→ Stored records:
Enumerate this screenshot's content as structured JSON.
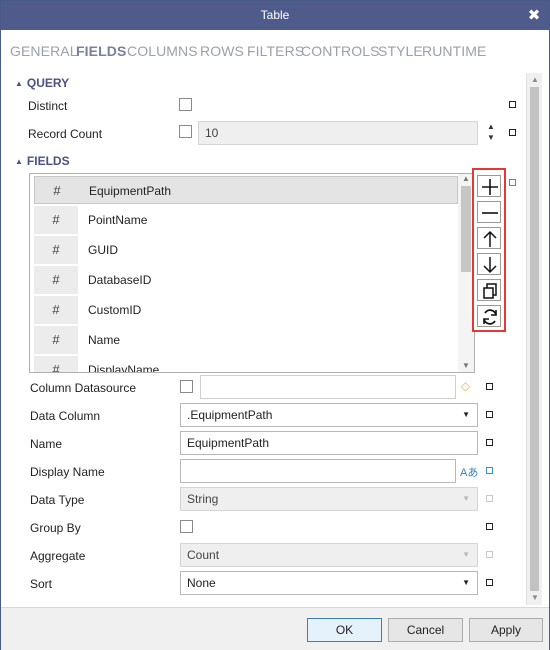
{
  "window": {
    "title": "Table",
    "close_glyph": "✖"
  },
  "tabs": [
    {
      "label": "GENERAL"
    },
    {
      "label": "FIELDS"
    },
    {
      "label": "COLUMNS"
    },
    {
      "label": "ROWS"
    },
    {
      "label": "FILTERS"
    },
    {
      "label": "CONTROLS"
    },
    {
      "label": "STYLE"
    },
    {
      "label": "RUNTIME"
    }
  ],
  "active_tab": "FIELDS",
  "query": {
    "header": "QUERY",
    "distinct_label": "Distinct",
    "distinct_checked": false,
    "record_count_label": "Record Count",
    "record_count_checked": false,
    "record_count_value": "10"
  },
  "fields": {
    "header": "FIELDS",
    "items": [
      {
        "icon": "#",
        "name": "EquipmentPath"
      },
      {
        "icon": "#",
        "name": "PointName"
      },
      {
        "icon": "#",
        "name": "GUID"
      },
      {
        "icon": "#",
        "name": "DatabaseID"
      },
      {
        "icon": "#",
        "name": "CustomID"
      },
      {
        "icon": "#",
        "name": "Name"
      },
      {
        "icon": "#",
        "name": "DisplayName"
      }
    ],
    "selected": "EquipmentPath",
    "toolbar": [
      "add-icon",
      "remove-icon",
      "move-up-icon",
      "move-down-icon",
      "duplicate-icon",
      "refresh-icon"
    ]
  },
  "properties": {
    "column_datasource_label": "Column Datasource",
    "column_datasource_checked": false,
    "column_datasource_value": "",
    "data_column_label": "Data Column",
    "data_column_value": ".EquipmentPath",
    "name_label": "Name",
    "name_value": "EquipmentPath",
    "display_name_label": "Display Name",
    "display_name_value": "",
    "display_name_icon": "Aあ",
    "data_type_label": "Data Type",
    "data_type_value": "String",
    "group_by_label": "Group By",
    "group_by_checked": false,
    "aggregate_label": "Aggregate",
    "aggregate_value": "Count",
    "sort_label": "Sort",
    "sort_value": "None"
  },
  "buttons": {
    "ok": "OK",
    "cancel": "Cancel",
    "apply": "Apply"
  },
  "colors": {
    "titlebar": "#4e5b8b",
    "section": "#4a5280",
    "highlight_border": "#e23838"
  }
}
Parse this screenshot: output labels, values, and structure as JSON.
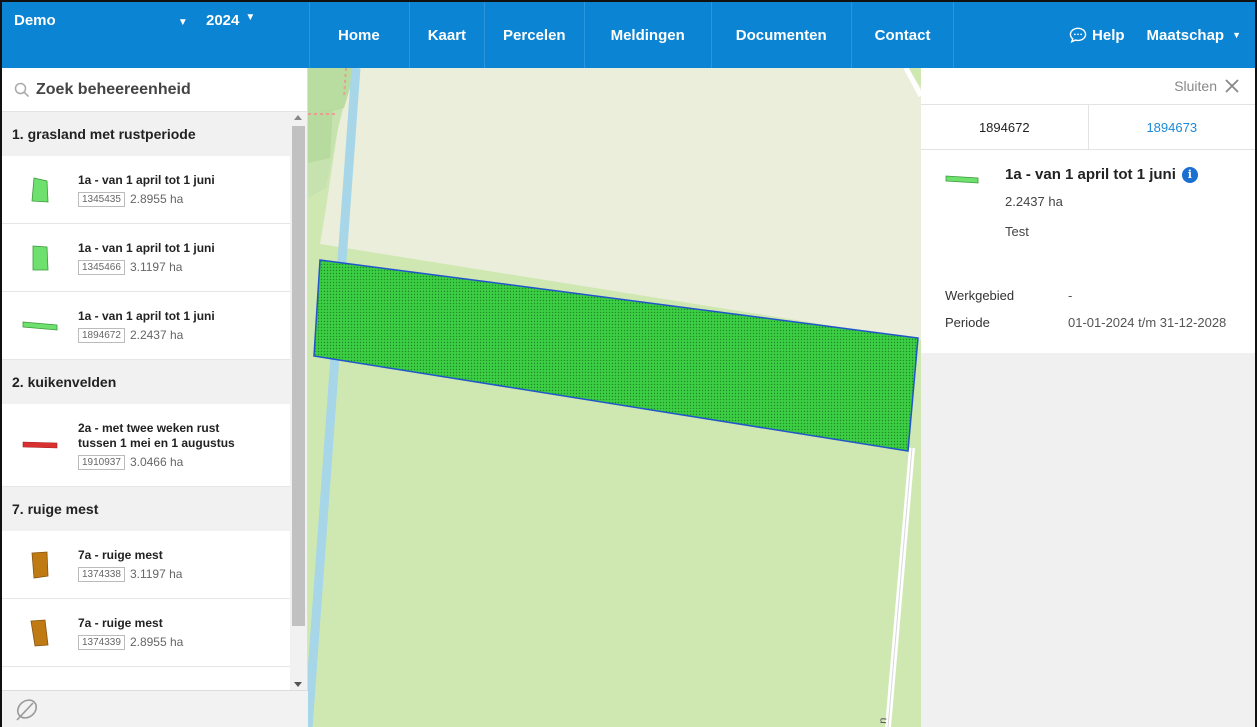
{
  "topbar": {
    "org": "Demo",
    "year": "2024",
    "nav": [
      "Home",
      "Kaart",
      "Percelen",
      "Meldingen",
      "Documenten",
      "Contact"
    ],
    "help": "Help",
    "account": "Maatschap"
  },
  "search": {
    "placeholder": "Zoek beheereenheid"
  },
  "groups": [
    {
      "title": "1. grasland met rustperiode",
      "items": [
        {
          "label": "1a - van 1 april tot 1 juni",
          "code": "1345435",
          "area": "2.8955 ha",
          "color": "#6ee06e"
        },
        {
          "label": "1a - van 1 april tot 1 juni",
          "code": "1345466",
          "area": "3.1197 ha",
          "color": "#6ee06e"
        },
        {
          "label": "1a - van 1 april tot 1 juni",
          "code": "1894672",
          "area": "2.2437 ha",
          "color": "#6ee06e"
        }
      ]
    },
    {
      "title": "2. kuikenvelden",
      "items": [
        {
          "label": "2a - met twee weken rust tussen 1 mei en 1 augustus",
          "code": "1910937",
          "area": "3.0466 ha",
          "color": "#d93030"
        }
      ]
    },
    {
      "title": "7. ruige mest",
      "items": [
        {
          "label": "7a - ruige mest",
          "code": "1374338",
          "area": "3.1197 ha",
          "color": "#c07a14"
        },
        {
          "label": "7a - ruige mest",
          "code": "1374339",
          "area": "2.8955 ha",
          "color": "#c07a14"
        }
      ]
    }
  ],
  "panel": {
    "close": "Sluiten",
    "tabs": [
      "1894672",
      "1894673"
    ],
    "title": "1a - van 1 april tot 1 juni",
    "area": "2.2437 ha",
    "note": "Test",
    "werkgebied_label": "Werkgebied",
    "werkgebied_value": "-",
    "periode_label": "Periode",
    "periode_value": "01-01-2024 t/m 31-12-2028"
  },
  "colors": {
    "brand": "#0b84d4",
    "parcel": "#35c43a",
    "parcel_border": "#2255cc"
  }
}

→ Task to complete:
State how many lines of the data include the word "screenshot", with nothing else.

→ Exercise response:
2